_Set problem_
Skip any picture you find and retype all the remaining lines exactly.

Stored data
# # # # # # #

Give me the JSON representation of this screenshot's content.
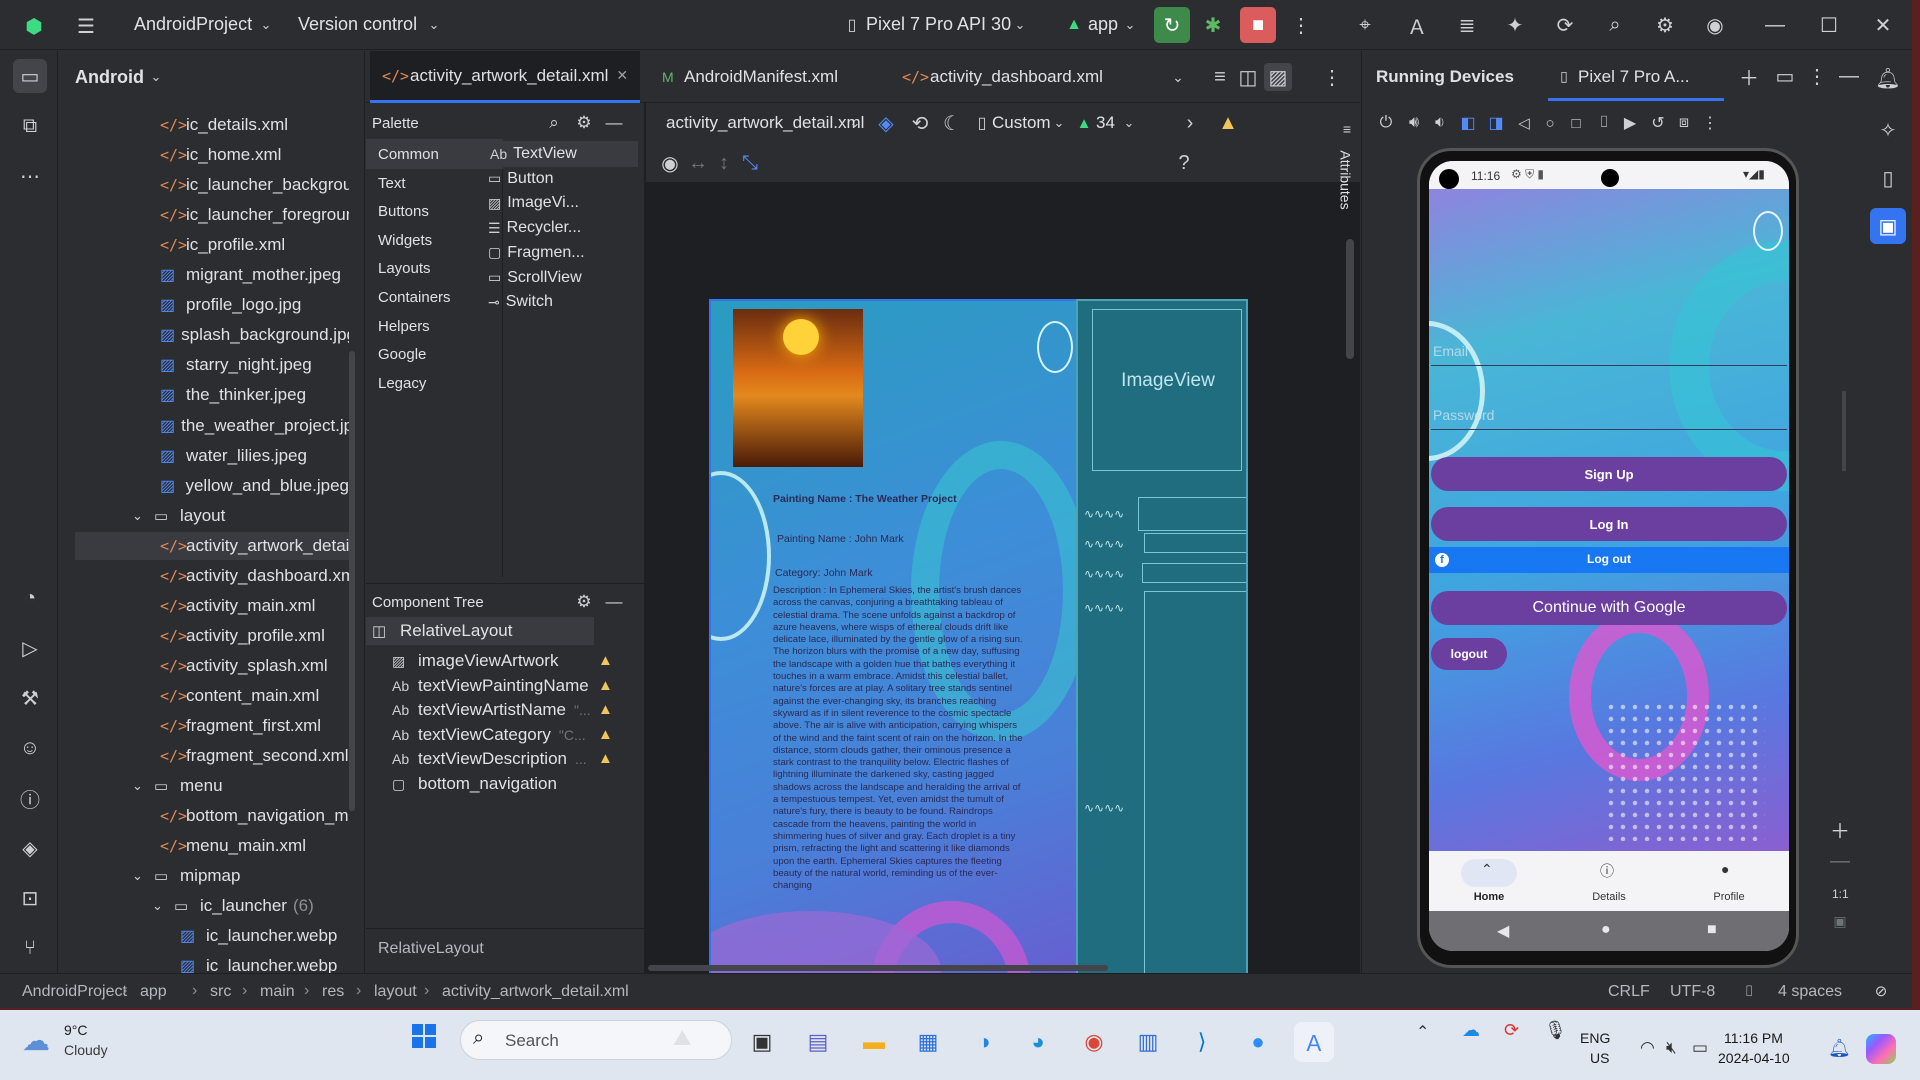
{
  "titlebar": {
    "project": "AndroidProject",
    "vcs": "Version control",
    "device": "Pixel 7 Pro API 30",
    "config": "app"
  },
  "project_panel": {
    "view": "Android",
    "rows": [
      {
        "label": "ic_details.xml",
        "type": "xml"
      },
      {
        "label": "ic_home.xml",
        "type": "xml"
      },
      {
        "label": "ic_launcher_background.xml",
        "type": "xml"
      },
      {
        "label": "ic_launcher_foreground.xml",
        "type": "xml"
      },
      {
        "label": "ic_profile.xml",
        "type": "xml"
      },
      {
        "label": "migrant_mother.jpeg",
        "type": "img"
      },
      {
        "label": "profile_logo.jpg",
        "type": "img"
      },
      {
        "label": "splash_background.jpg",
        "type": "img"
      },
      {
        "label": "starry_night.jpeg",
        "type": "img"
      },
      {
        "label": "the_thinker.jpeg",
        "type": "img"
      },
      {
        "label": "the_weather_project.jpg",
        "type": "img"
      },
      {
        "label": "water_lilies.jpeg",
        "type": "img"
      },
      {
        "label": "yellow_and_blue.jpeg",
        "type": "img"
      },
      {
        "label": "layout",
        "type": "folder"
      },
      {
        "label": "activity_artwork_detail.xml",
        "type": "xml"
      },
      {
        "label": "activity_dashboard.xml",
        "type": "xml"
      },
      {
        "label": "activity_main.xml",
        "type": "xml"
      },
      {
        "label": "activity_profile.xml",
        "type": "xml"
      },
      {
        "label": "activity_splash.xml",
        "type": "xml"
      },
      {
        "label": "content_main.xml",
        "type": "xml"
      },
      {
        "label": "fragment_first.xml",
        "type": "xml"
      },
      {
        "label": "fragment_second.xml",
        "type": "xml"
      },
      {
        "label": "menu",
        "type": "folder"
      },
      {
        "label": "bottom_navigation_menu.xml",
        "type": "xml"
      },
      {
        "label": "menu_main.xml",
        "type": "xml"
      },
      {
        "label": "mipmap",
        "type": "folder"
      },
      {
        "label": "ic_launcher",
        "type": "folder",
        "count": "(6)"
      },
      {
        "label": "ic_launcher.webp",
        "type": "img"
      },
      {
        "label": "ic_launcher.webp",
        "type": "img"
      }
    ]
  },
  "editor_tabs": [
    "activity_artwork_detail.xml",
    "AndroidManifest.xml",
    "activity_dashboard.xml"
  ],
  "palette": {
    "title": "Palette",
    "categories": [
      "Common",
      "Text",
      "Buttons",
      "Widgets",
      "Layouts",
      "Containers",
      "Helpers",
      "Google",
      "Legacy"
    ],
    "items": [
      "TextView",
      "Button",
      "ImageVi...",
      "Recycler...",
      "Fragmen...",
      "ScrollView",
      "Switch"
    ]
  },
  "design_toolbar": {
    "file": "activity_artwork_detail.xml",
    "device": "Custom",
    "api": "34"
  },
  "component_tree": {
    "title": "Component Tree",
    "root": "RelativeLayout",
    "children": [
      {
        "icon": "img",
        "label": "imageViewArtwork"
      },
      {
        "icon": "Ab",
        "label": "textViewPaintingName"
      },
      {
        "icon": "Ab",
        "label": "textViewArtistName"
      },
      {
        "icon": "Ab",
        "label": "textViewCategory"
      },
      {
        "icon": "Ab",
        "label": "textViewDescription"
      },
      {
        "icon": "box",
        "label": "bottom_navigation"
      }
    ],
    "hint_artist": "\"...",
    "hint_category": "\"C...",
    "hint_desc": "..."
  },
  "breadcrumb_bottom": "RelativeLayout",
  "preview": {
    "painting_name": "Painting Name : The Weather Project",
    "artist": "Painting Name : John Mark",
    "category": "Category: John Mark",
    "description": "Description : In Ephemeral Skies, the artist's brush dances across the canvas, conjuring a breathtaking tableau of celestial drama. The scene unfolds against a backdrop of azure heavens, where wisps of ethereal clouds drift like delicate lace, illuminated by the gentle glow of a rising sun. The horizon blurs with the promise of a new day, suffusing the landscape with a golden hue that bathes everything it touches in a warm embrace.    Amidst this celestial ballet, nature's forces are at play. A solitary tree stands sentinel against the ever-changing sky, its branches reaching skyward as if in silent reverence to the cosmic spectacle above. The air is alive with anticipation, carrying whispers of the wind and the faint scent of rain on the horizon.    In the distance, storm clouds gather, their ominous presence a stark contrast to the tranquility below. Electric flashes of lightning illuminate the darkened sky, casting jagged shadows across the landscape and heralding the arrival of a tempestuous tempest.    Yet, even amidst the tumult of nature's fury, there is beauty to be found. Raindrops cascade from the heavens, painting the world in shimmering hues of silver and gray. Each droplet is a tiny prism, refracting the light and scattering it like diamonds upon the earth.  Ephemeral Skies captures the fleeting beauty of the natural world, reminding us of the ever-changing",
    "blueprint_label": "ImageView"
  },
  "devices": {
    "title": "Running Devices",
    "tab": "Pixel 7 Pro A...",
    "phone": {
      "time": "11:16",
      "email_placeholder": "Email",
      "password_placeholder": "Password",
      "signup": "Sign Up",
      "login": "Log In",
      "logout_fb": "Log out",
      "google": "Continue with Google",
      "logout": "logout",
      "nav": [
        "Home",
        "Details",
        "Profile"
      ]
    },
    "zoom_label": "1:1"
  },
  "right_rail_label": "Attributes",
  "statusbar": {
    "path": [
      "AndroidProject",
      "app",
      "src",
      "main",
      "res",
      "layout",
      "activity_artwork_detail.xml"
    ],
    "crlf": "CRLF",
    "encoding": "UTF-8",
    "indent": "4 spaces"
  },
  "taskbar": {
    "weather_temp": "9°C",
    "weather_desc": "Cloudy",
    "search": "Search",
    "lang1": "ENG",
    "lang2": "US",
    "time": "11:16 PM",
    "date": "2024-04-10"
  },
  "colors": {
    "accent": "#3574f0",
    "warning": "#f2c55c",
    "run_green": "#3e8a4b",
    "stop_red": "#db5c5c"
  }
}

# # # # # # #

_Answer to the task_
Give me the JSON representation of this screenshot's content.
{
  "titlebar": {
    "project": "AndroidProject",
    "vcs": "Version control",
    "device": "Pixel 7 Pro API 30",
    "config": "app"
  },
  "project_panel": {
    "view": "Android",
    "rows": [
      {
        "label": "ic_details.xml",
        "type": "xml"
      },
      {
        "label": "ic_home.xml",
        "type": "xml"
      },
      {
        "label": "ic_launcher_background.xml",
        "type": "xml"
      },
      {
        "label": "ic_launcher_foreground.xml",
        "type": "xml"
      },
      {
        "label": "ic_profile.xml",
        "type": "xml"
      },
      {
        "label": "migrant_mother.jpeg",
        "type": "img"
      },
      {
        "label": "profile_logo.jpg",
        "type": "img"
      },
      {
        "label": "splash_background.jpg",
        "type": "img"
      },
      {
        "label": "starry_night.jpeg",
        "type": "img"
      },
      {
        "label": "the_thinker.jpeg",
        "type": "img"
      },
      {
        "label": "the_weather_project.jpg",
        "type": "img"
      },
      {
        "label": "water_lilies.jpeg",
        "type": "img"
      },
      {
        "label": "yellow_and_blue.jpeg",
        "type": "img"
      },
      {
        "label": "layout",
        "type": "folder"
      },
      {
        "label": "activity_artwork_detail.xml",
        "type": "xml"
      },
      {
        "label": "activity_dashboard.xml",
        "type": "xml"
      },
      {
        "label": "activity_main.xml",
        "type": "xml"
      },
      {
        "label": "activity_profile.xml",
        "type": "xml"
      },
      {
        "label": "activity_splash.xml",
        "type": "xml"
      },
      {
        "label": "content_main.xml",
        "type": "xml"
      },
      {
        "label": "fragment_first.xml",
        "type": "xml"
      },
      {
        "label": "fragment_second.xml",
        "type": "xml"
      },
      {
        "label": "menu",
        "type": "folder"
      },
      {
        "label": "bottom_navigation_menu.xml",
        "type": "xml"
      },
      {
        "label": "menu_main.xml",
        "type": "xml"
      },
      {
        "label": "mipmap",
        "type": "folder"
      },
      {
        "label": "ic_launcher",
        "type": "folder",
        "count": "(6)"
      },
      {
        "label": "ic_launcher.webp",
        "type": "img"
      },
      {
        "label": "ic_launcher.webp",
        "type": "img"
      }
    ]
  },
  "editor_tabs": [
    "activity_artwork_detail.xml",
    "AndroidManifest.xml",
    "activity_dashboard.xml"
  ],
  "palette": {
    "title": "Palette",
    "categories": [
      "Common",
      "Text",
      "Buttons",
      "Widgets",
      "Layouts",
      "Containers",
      "Helpers",
      "Google",
      "Legacy"
    ],
    "items": [
      "TextView",
      "Button",
      "ImageVi...",
      "Recycler...",
      "Fragmen...",
      "ScrollView",
      "Switch"
    ]
  },
  "design_toolbar": {
    "file": "activity_artwork_detail.xml",
    "device": "Custom",
    "api": "34"
  },
  "component_tree": {
    "title": "Component Tree",
    "root": "RelativeLayout",
    "children": [
      {
        "icon": "img",
        "label": "imageViewArtwork"
      },
      {
        "icon": "Ab",
        "label": "textViewPaintingName"
      },
      {
        "icon": "Ab",
        "label": "textViewArtistName"
      },
      {
        "icon": "Ab",
        "label": "textViewCategory"
      },
      {
        "icon": "Ab",
        "label": "textViewDescription"
      },
      {
        "icon": "box",
        "label": "bottom_navigation"
      }
    ],
    "hint_artist": "\"...",
    "hint_category": "\"C...",
    "hint_desc": "..."
  },
  "breadcrumb_bottom": "RelativeLayout",
  "preview": {
    "painting_name": "Painting Name : The Weather Project",
    "artist": "Painting Name : John Mark",
    "category": "Category: John Mark",
    "description": "Description : In Ephemeral Skies, the artist's brush dances across the canvas, conjuring a breathtaking tableau of celestial drama. The scene unfolds against a backdrop of azure heavens, where wisps of ethereal clouds drift like delicate lace, illuminated by the gentle glow of a rising sun. The horizon blurs with the promise of a new day, suffusing the landscape with a golden hue that bathes everything it touches in a warm embrace.    Amidst this celestial ballet, nature's forces are at play. A solitary tree stands sentinel against the ever-changing sky, its branches reaching skyward as if in silent reverence to the cosmic spectacle above. The air is alive with anticipation, carrying whispers of the wind and the faint scent of rain on the horizon.    In the distance, storm clouds gather, their ominous presence a stark contrast to the tranquility below. Electric flashes of lightning illuminate the darkened sky, casting jagged shadows across the landscape and heralding the arrival of a tempestuous tempest.    Yet, even amidst the tumult of nature's fury, there is beauty to be found. Raindrops cascade from the heavens, painting the world in shimmering hues of silver and gray. Each droplet is a tiny prism, refracting the light and scattering it like diamonds upon the earth.  Ephemeral Skies captures the fleeting beauty of the natural world, reminding us of the ever-changing",
    "blueprint_label": "ImageView"
  },
  "devices": {
    "title": "Running Devices",
    "tab": "Pixel 7 Pro A...",
    "phone": {
      "time": "11:16",
      "email_placeholder": "Email",
      "password_placeholder": "Password",
      "signup": "Sign Up",
      "login": "Log In",
      "logout_fb": "Log out",
      "google": "Continue with Google",
      "logout": "logout",
      "nav": [
        "Home",
        "Details",
        "Profile"
      ]
    },
    "zoom_label": "1:1"
  },
  "right_rail_label": "Attributes",
  "statusbar": {
    "path": [
      "AndroidProject",
      "app",
      "src",
      "main",
      "res",
      "layout",
      "activity_artwork_detail.xml"
    ],
    "crlf": "CRLF",
    "encoding": "UTF-8",
    "indent": "4 spaces"
  },
  "taskbar": {
    "weather_temp": "9°C",
    "weather_desc": "Cloudy",
    "search": "Search",
    "lang1": "ENG",
    "lang2": "US",
    "time": "11:16 PM",
    "date": "2024-04-10"
  },
  "colors": {
    "accent": "#3574f0",
    "warning": "#f2c55c",
    "run_green": "#3e8a4b",
    "stop_red": "#db5c5c"
  }
}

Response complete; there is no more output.